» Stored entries
-- -- --

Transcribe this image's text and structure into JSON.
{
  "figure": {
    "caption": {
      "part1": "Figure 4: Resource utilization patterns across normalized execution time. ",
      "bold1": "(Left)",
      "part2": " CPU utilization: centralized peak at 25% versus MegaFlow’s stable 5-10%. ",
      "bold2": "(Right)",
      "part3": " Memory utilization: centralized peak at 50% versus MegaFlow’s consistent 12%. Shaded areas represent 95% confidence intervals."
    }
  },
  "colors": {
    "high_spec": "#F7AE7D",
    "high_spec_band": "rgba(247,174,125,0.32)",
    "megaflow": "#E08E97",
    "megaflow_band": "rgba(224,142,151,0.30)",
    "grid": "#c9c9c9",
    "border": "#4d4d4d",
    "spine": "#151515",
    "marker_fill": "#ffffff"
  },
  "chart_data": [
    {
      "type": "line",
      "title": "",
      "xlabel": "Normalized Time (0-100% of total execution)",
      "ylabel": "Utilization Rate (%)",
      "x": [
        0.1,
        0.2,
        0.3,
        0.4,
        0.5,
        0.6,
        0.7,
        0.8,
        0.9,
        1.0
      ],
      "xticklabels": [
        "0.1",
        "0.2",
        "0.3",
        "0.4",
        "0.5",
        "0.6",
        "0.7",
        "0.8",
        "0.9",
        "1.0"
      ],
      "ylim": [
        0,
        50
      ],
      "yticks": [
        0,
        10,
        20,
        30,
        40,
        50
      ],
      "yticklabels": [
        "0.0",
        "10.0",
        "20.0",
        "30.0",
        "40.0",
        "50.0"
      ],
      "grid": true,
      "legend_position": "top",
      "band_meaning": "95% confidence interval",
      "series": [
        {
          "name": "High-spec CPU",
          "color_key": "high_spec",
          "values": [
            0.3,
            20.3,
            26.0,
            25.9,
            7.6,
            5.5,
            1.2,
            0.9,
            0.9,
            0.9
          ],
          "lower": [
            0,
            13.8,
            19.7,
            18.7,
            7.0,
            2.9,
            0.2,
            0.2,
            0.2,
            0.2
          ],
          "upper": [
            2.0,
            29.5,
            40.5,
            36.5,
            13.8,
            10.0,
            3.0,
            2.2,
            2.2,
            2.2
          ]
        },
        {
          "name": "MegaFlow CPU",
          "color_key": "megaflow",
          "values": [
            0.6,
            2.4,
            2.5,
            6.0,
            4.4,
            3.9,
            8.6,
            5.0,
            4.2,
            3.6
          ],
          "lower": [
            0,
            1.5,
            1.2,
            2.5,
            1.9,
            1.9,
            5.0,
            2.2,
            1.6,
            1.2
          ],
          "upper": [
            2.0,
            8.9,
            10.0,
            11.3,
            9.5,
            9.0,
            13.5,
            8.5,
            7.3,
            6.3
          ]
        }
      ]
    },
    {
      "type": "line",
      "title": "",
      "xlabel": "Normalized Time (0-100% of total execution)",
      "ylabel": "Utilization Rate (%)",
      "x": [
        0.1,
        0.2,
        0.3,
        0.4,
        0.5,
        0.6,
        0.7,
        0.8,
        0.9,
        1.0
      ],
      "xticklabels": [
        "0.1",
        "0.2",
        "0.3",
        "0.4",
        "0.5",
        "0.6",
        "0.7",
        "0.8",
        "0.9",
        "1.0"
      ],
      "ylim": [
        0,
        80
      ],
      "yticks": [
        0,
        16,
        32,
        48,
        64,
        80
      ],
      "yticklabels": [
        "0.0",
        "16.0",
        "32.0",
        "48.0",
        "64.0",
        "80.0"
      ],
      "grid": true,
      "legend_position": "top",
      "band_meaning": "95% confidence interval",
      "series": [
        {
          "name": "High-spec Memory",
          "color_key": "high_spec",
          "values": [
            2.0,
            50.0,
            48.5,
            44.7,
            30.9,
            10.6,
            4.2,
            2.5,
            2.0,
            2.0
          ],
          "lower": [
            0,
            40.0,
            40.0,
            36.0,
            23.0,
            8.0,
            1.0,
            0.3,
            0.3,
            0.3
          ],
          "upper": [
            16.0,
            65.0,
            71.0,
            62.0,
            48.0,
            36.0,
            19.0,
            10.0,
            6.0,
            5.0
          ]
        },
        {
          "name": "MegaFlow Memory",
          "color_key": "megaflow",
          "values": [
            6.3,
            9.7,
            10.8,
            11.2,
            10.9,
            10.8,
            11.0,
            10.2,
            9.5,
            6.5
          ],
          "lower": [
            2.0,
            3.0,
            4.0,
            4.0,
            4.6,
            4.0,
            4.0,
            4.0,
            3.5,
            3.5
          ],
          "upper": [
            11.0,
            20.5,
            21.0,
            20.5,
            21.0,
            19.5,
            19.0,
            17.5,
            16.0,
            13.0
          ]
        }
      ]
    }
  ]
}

-- -- --

» SHORT EXERCISE
The data above must be returned in full, exactly as written.

» ANSWER FOR THE TASK
Transcribe this image's text and structure into JSON.
{
  "figure": {
    "caption": {
      "part1": "Figure 4: Resource utilization patterns across normalized execution time. ",
      "bold1": "(Left)",
      "part2": " CPU utilization: centralized peak at 25% versus MegaFlow’s stable 5-10%. ",
      "bold2": "(Right)",
      "part3": " Memory utilization: centralized peak at 50% versus MegaFlow’s consistent 12%. Shaded areas represent 95% confidence intervals."
    }
  },
  "colors": {
    "high_spec": "#F7AE7D",
    "high_spec_band": "rgba(247,174,125,0.32)",
    "megaflow": "#E08E97",
    "megaflow_band": "rgba(224,142,151,0.30)",
    "grid": "#c9c9c9",
    "border": "#4d4d4d",
    "spine": "#151515",
    "marker_fill": "#ffffff"
  },
  "chart_data": [
    {
      "type": "line",
      "title": "",
      "xlabel": "Normalized Time (0-100% of total execution)",
      "ylabel": "Utilization Rate (%)",
      "x": [
        0.1,
        0.2,
        0.3,
        0.4,
        0.5,
        0.6,
        0.7,
        0.8,
        0.9,
        1.0
      ],
      "xticklabels": [
        "0.1",
        "0.2",
        "0.3",
        "0.4",
        "0.5",
        "0.6",
        "0.7",
        "0.8",
        "0.9",
        "1.0"
      ],
      "ylim": [
        0,
        50
      ],
      "yticks": [
        0,
        10,
        20,
        30,
        40,
        50
      ],
      "yticklabels": [
        "0.0",
        "10.0",
        "20.0",
        "30.0",
        "40.0",
        "50.0"
      ],
      "grid": true,
      "legend_position": "top",
      "band_meaning": "95% confidence interval",
      "series": [
        {
          "name": "High-spec CPU",
          "color_key": "high_spec",
          "values": [
            0.3,
            20.3,
            26.0,
            25.9,
            7.6,
            5.5,
            1.2,
            0.9,
            0.9,
            0.9
          ],
          "lower": [
            0,
            13.8,
            19.7,
            18.7,
            7.0,
            2.9,
            0.2,
            0.2,
            0.2,
            0.2
          ],
          "upper": [
            2.0,
            29.5,
            40.5,
            36.5,
            13.8,
            10.0,
            3.0,
            2.2,
            2.2,
            2.2
          ]
        },
        {
          "name": "MegaFlow CPU",
          "color_key": "megaflow",
          "values": [
            0.6,
            2.4,
            2.5,
            6.0,
            4.4,
            3.9,
            8.6,
            5.0,
            4.2,
            3.6
          ],
          "lower": [
            0,
            1.5,
            1.2,
            2.5,
            1.9,
            1.9,
            5.0,
            2.2,
            1.6,
            1.2
          ],
          "upper": [
            2.0,
            8.9,
            10.0,
            11.3,
            9.5,
            9.0,
            13.5,
            8.5,
            7.3,
            6.3
          ]
        }
      ]
    },
    {
      "type": "line",
      "title": "",
      "xlabel": "Normalized Time (0-100% of total execution)",
      "ylabel": "Utilization Rate (%)",
      "x": [
        0.1,
        0.2,
        0.3,
        0.4,
        0.5,
        0.6,
        0.7,
        0.8,
        0.9,
        1.0
      ],
      "xticklabels": [
        "0.1",
        "0.2",
        "0.3",
        "0.4",
        "0.5",
        "0.6",
        "0.7",
        "0.8",
        "0.9",
        "1.0"
      ],
      "ylim": [
        0,
        80
      ],
      "yticks": [
        0,
        16,
        32,
        48,
        64,
        80
      ],
      "yticklabels": [
        "0.0",
        "16.0",
        "32.0",
        "48.0",
        "64.0",
        "80.0"
      ],
      "grid": true,
      "legend_position": "top",
      "band_meaning": "95% confidence interval",
      "series": [
        {
          "name": "High-spec Memory",
          "color_key": "high_spec",
          "values": [
            2.0,
            50.0,
            48.5,
            44.7,
            30.9,
            10.6,
            4.2,
            2.5,
            2.0,
            2.0
          ],
          "lower": [
            0,
            40.0,
            40.0,
            36.0,
            23.0,
            8.0,
            1.0,
            0.3,
            0.3,
            0.3
          ],
          "upper": [
            16.0,
            65.0,
            71.0,
            62.0,
            48.0,
            36.0,
            19.0,
            10.0,
            6.0,
            5.0
          ]
        },
        {
          "name": "MegaFlow Memory",
          "color_key": "megaflow",
          "values": [
            6.3,
            9.7,
            10.8,
            11.2,
            10.9,
            10.8,
            11.0,
            10.2,
            9.5,
            6.5
          ],
          "lower": [
            2.0,
            3.0,
            4.0,
            4.0,
            4.6,
            4.0,
            4.0,
            4.0,
            3.5,
            3.5
          ],
          "upper": [
            11.0,
            20.5,
            21.0,
            20.5,
            21.0,
            19.5,
            19.0,
            17.5,
            16.0,
            13.0
          ]
        }
      ]
    }
  ]
}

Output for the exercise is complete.